◆ DESCRIPTION OF THE TASK:
Give every line from the start of the listing through the line containing "lane-rank-label: 中路11段 (836, 452, 914, 473)", that line included, as a JSON list of strings with one string per line and blank lines left out.

Raw listing
____
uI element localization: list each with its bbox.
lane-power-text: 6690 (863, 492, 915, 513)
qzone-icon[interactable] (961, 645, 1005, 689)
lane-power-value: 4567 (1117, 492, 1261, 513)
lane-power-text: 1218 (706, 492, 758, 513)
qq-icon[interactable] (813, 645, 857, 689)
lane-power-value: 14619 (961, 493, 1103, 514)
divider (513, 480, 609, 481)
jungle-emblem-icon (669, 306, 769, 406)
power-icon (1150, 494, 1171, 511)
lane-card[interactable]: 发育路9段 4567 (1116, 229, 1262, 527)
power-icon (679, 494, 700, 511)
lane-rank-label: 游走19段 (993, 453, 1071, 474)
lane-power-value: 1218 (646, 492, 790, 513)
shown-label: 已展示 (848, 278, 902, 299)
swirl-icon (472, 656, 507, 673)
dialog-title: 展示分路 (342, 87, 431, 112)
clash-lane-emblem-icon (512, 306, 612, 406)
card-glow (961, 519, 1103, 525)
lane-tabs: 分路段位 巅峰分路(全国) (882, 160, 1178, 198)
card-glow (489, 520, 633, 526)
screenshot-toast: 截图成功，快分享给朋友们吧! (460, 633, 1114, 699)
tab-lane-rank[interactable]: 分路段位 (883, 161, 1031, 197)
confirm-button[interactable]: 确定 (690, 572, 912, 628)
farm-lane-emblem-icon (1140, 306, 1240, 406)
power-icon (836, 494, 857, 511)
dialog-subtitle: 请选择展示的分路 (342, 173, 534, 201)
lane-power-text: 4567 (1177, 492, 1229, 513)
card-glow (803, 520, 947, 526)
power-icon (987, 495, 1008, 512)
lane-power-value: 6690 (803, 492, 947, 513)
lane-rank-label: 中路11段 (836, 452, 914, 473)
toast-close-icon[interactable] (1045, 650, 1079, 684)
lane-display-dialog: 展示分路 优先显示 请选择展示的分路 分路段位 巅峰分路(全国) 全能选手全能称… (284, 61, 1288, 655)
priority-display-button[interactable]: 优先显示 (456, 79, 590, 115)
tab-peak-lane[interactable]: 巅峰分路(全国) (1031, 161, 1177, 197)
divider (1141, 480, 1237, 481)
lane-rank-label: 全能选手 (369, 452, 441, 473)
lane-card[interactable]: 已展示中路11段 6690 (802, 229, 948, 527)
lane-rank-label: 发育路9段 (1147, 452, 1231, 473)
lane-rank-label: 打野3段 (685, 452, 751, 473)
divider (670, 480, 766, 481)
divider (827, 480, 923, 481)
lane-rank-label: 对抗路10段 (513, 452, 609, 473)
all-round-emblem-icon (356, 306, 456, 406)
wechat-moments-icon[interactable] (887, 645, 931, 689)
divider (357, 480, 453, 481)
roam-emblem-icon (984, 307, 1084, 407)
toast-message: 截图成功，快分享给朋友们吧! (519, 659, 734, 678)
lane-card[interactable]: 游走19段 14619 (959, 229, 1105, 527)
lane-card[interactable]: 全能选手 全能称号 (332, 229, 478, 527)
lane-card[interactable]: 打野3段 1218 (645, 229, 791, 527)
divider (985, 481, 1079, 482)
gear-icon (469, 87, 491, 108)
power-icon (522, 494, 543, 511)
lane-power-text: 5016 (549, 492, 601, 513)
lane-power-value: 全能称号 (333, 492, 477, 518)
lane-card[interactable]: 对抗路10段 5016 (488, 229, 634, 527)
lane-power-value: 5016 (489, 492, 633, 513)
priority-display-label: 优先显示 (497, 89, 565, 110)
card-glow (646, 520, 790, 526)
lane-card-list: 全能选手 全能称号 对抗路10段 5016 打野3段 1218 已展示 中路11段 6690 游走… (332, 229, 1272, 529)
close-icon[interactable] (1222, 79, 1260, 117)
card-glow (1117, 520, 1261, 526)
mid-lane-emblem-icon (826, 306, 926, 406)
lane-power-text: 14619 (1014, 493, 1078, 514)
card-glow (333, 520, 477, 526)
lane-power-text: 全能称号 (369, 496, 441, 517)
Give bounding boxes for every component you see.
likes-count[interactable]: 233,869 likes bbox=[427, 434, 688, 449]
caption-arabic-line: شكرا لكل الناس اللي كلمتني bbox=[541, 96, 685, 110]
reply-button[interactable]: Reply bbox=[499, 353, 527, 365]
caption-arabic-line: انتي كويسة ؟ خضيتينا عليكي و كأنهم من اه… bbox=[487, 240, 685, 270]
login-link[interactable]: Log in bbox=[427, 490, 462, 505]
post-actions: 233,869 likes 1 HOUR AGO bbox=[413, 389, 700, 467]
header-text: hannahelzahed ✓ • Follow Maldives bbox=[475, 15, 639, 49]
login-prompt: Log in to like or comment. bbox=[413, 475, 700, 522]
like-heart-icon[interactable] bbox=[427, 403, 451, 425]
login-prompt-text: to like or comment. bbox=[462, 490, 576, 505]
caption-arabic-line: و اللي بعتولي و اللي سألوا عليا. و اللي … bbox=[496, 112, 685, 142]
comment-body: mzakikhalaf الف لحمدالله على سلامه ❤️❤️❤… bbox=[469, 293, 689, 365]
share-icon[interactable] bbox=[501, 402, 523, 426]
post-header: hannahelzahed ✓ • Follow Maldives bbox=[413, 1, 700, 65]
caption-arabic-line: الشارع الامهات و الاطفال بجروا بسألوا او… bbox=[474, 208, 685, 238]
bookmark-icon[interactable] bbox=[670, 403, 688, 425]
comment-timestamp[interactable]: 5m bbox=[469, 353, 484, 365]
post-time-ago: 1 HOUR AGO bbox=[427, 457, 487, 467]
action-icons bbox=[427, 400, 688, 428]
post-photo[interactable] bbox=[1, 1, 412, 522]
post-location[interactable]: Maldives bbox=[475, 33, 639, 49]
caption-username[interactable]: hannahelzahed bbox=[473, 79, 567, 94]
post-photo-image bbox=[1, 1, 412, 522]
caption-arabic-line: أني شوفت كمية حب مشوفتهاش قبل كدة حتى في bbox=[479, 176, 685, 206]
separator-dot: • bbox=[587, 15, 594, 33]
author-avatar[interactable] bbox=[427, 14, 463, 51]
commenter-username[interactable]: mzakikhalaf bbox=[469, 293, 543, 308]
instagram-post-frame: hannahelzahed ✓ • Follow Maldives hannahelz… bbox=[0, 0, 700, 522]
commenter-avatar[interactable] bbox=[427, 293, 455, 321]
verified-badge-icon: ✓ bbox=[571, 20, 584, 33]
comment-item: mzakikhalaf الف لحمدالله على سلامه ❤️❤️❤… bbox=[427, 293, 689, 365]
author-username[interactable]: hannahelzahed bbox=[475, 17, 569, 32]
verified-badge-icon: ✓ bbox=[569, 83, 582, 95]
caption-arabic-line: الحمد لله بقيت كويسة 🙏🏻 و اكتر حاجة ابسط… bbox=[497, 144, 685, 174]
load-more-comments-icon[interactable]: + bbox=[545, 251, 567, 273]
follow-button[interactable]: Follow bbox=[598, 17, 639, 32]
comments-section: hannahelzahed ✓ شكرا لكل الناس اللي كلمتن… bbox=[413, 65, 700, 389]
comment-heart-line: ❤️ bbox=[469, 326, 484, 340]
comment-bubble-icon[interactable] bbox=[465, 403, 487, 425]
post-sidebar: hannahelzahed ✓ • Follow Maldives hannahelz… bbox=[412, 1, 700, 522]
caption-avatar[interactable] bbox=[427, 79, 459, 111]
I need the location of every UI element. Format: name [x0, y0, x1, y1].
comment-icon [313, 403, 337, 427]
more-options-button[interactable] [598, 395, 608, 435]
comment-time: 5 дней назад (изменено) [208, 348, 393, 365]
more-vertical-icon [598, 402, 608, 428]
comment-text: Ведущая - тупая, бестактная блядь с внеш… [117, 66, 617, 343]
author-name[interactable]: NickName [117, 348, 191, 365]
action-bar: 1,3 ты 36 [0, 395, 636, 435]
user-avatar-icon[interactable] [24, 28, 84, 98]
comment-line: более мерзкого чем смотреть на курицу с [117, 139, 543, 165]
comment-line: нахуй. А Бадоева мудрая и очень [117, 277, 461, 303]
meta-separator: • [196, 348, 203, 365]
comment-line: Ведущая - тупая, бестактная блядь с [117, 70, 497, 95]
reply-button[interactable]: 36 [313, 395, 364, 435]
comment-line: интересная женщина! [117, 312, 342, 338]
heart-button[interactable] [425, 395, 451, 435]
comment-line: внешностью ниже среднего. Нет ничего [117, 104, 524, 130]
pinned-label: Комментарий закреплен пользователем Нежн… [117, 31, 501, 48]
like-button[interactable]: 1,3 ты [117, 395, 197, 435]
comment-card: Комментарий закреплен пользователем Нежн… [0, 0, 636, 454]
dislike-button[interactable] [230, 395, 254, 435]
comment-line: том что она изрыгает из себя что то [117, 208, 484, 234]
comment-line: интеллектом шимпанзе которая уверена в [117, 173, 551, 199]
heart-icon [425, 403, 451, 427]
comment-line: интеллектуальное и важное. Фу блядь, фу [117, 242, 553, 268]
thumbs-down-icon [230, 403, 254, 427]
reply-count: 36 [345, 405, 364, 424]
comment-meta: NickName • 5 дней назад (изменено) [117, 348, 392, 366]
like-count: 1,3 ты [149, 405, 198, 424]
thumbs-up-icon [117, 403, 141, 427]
____
◆ EXPECTED OUTPUT:
[
  "uI element localization: list each with its bbox.",
  "lane-power-text: 6690 (863, 492, 915, 513)",
  "qzone-icon[interactable] (961, 645, 1005, 689)",
  "lane-power-value: 4567 (1117, 492, 1261, 513)",
  "lane-power-text: 1218 (706, 492, 758, 513)",
  "qq-icon[interactable] (813, 645, 857, 689)",
  "lane-power-value: 14619 (961, 493, 1103, 514)",
  "divider (513, 480, 609, 481)",
  "jungle-emblem-icon (669, 306, 769, 406)",
  "power-icon (1150, 494, 1171, 511)",
  "lane-card[interactable]: 发育路9段 4567 (1116, 229, 1262, 527)",
  "power-icon (679, 494, 700, 511)",
  "lane-rank-label: 游走19段 (993, 453, 1071, 474)",
  "lane-power-value: 1218 (646, 492, 790, 513)",
  "shown-label: 已展示 (848, 278, 902, 299)",
  "swirl-icon (472, 656, 507, 673)",
  "dialog-title: 展示分路 (342, 87, 431, 112)",
  "clash-lane-emblem-icon (512, 306, 612, 406)",
  "card-glow (961, 519, 1103, 525)",
  "lane-tabs: 分路段位 巅峰分路(全国) (882, 160, 1178, 198)",
  "card-glow (489, 520, 633, 526)",
  "screenshot-toast: 截图成功，快分享给朋友们吧! (460, 633, 1114, 699)",
  "tab-lane-rank[interactable]: 分路段位 (883, 161, 1031, 197)",
  "confirm-button[interactable]: 确定 (690, 572, 912, 628)",
  "farm-lane-emblem-icon (1140, 306, 1240, 406)",
  "power-icon (836, 494, 857, 511)",
  "dialog-subtitle: 请选择展示的分路 (342, 173, 534, 201)",
  "lane-power-text: 4567 (1177, 492, 1229, 513)",
  "card-glow (803, 520, 947, 526)",
  "power-icon (987, 495, 1008, 512)",
  "lane-power-value: 6690 (803, 492, 947, 513)",
  "lane-rank-label: 中路11段 (836, 452, 914, 473)"
]